* START Records provided *

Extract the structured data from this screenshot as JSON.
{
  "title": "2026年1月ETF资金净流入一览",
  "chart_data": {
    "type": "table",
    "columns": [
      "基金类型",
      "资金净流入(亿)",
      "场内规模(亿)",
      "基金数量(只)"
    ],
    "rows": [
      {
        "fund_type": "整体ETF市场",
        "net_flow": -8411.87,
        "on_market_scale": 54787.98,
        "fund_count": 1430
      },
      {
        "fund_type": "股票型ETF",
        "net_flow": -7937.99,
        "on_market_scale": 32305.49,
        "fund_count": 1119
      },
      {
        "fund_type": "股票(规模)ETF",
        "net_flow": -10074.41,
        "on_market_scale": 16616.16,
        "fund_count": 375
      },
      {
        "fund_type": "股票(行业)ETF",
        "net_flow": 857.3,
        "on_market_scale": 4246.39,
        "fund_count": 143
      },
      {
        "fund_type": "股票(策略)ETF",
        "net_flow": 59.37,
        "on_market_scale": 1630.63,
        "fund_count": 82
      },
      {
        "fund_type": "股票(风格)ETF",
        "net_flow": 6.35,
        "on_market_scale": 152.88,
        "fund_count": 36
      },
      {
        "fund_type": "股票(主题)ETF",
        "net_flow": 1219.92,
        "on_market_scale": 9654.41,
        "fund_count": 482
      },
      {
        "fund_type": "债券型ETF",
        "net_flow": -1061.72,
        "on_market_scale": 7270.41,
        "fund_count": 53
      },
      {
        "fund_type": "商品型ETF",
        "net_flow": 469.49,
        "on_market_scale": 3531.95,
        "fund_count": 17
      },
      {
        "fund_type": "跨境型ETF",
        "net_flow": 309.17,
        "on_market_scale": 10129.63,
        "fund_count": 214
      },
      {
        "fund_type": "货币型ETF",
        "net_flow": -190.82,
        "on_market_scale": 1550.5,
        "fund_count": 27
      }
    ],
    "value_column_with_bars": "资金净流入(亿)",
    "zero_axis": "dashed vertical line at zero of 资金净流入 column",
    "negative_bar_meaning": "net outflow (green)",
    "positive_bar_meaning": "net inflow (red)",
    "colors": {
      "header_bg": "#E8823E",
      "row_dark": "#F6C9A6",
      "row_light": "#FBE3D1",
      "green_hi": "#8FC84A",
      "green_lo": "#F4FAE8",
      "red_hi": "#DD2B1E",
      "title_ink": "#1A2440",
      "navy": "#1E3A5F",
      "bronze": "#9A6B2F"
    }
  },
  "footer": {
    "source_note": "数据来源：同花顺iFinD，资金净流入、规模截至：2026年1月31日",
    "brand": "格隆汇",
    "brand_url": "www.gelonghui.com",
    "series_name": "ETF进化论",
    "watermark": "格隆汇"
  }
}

* END Records provided *

#### What you will do
Return the full listing, character for character.

#### Answer for this exercise
Extract the structured data from this screenshot as JSON.
{
  "title": "2026年1月ETF资金净流入一览",
  "chart_data": {
    "type": "table",
    "columns": [
      "基金类型",
      "资金净流入(亿)",
      "场内规模(亿)",
      "基金数量(只)"
    ],
    "rows": [
      {
        "fund_type": "整体ETF市场",
        "net_flow": -8411.87,
        "on_market_scale": 54787.98,
        "fund_count": 1430
      },
      {
        "fund_type": "股票型ETF",
        "net_flow": -7937.99,
        "on_market_scale": 32305.49,
        "fund_count": 1119
      },
      {
        "fund_type": "股票(规模)ETF",
        "net_flow": -10074.41,
        "on_market_scale": 16616.16,
        "fund_count": 375
      },
      {
        "fund_type": "股票(行业)ETF",
        "net_flow": 857.3,
        "on_market_scale": 4246.39,
        "fund_count": 143
      },
      {
        "fund_type": "股票(策略)ETF",
        "net_flow": 59.37,
        "on_market_scale": 1630.63,
        "fund_count": 82
      },
      {
        "fund_type": "股票(风格)ETF",
        "net_flow": 6.35,
        "on_market_scale": 152.88,
        "fund_count": 36
      },
      {
        "fund_type": "股票(主题)ETF",
        "net_flow": 1219.92,
        "on_market_scale": 9654.41,
        "fund_count": 482
      },
      {
        "fund_type": "债券型ETF",
        "net_flow": -1061.72,
        "on_market_scale": 7270.41,
        "fund_count": 53
      },
      {
        "fund_type": "商品型ETF",
        "net_flow": 469.49,
        "on_market_scale": 3531.95,
        "fund_count": 17
      },
      {
        "fund_type": "跨境型ETF",
        "net_flow": 309.17,
        "on_market_scale": 10129.63,
        "fund_count": 214
      },
      {
        "fund_type": "货币型ETF",
        "net_flow": -190.82,
        "on_market_scale": 1550.5,
        "fund_count": 27
      }
    ],
    "value_column_with_bars": "资金净流入(亿)",
    "zero_axis": "dashed vertical line at zero of 资金净流入 column",
    "negative_bar_meaning": "net outflow (green)",
    "positive_bar_meaning": "net inflow (red)",
    "colors": {
      "header_bg": "#E8823E",
      "row_dark": "#F6C9A6",
      "row_light": "#FBE3D1",
      "green_hi": "#8FC84A",
      "green_lo": "#F4FAE8",
      "red_hi": "#DD2B1E",
      "title_ink": "#1A2440",
      "navy": "#1E3A5F",
      "bronze": "#9A6B2F"
    }
  },
  "footer": {
    "source_note": "数据来源：同花顺iFinD，资金净流入、规模截至：2026年1月31日",
    "brand": "格隆汇",
    "brand_url": "www.gelonghui.com",
    "series_name": "ETF进化论",
    "watermark": "格隆汇"
  }
}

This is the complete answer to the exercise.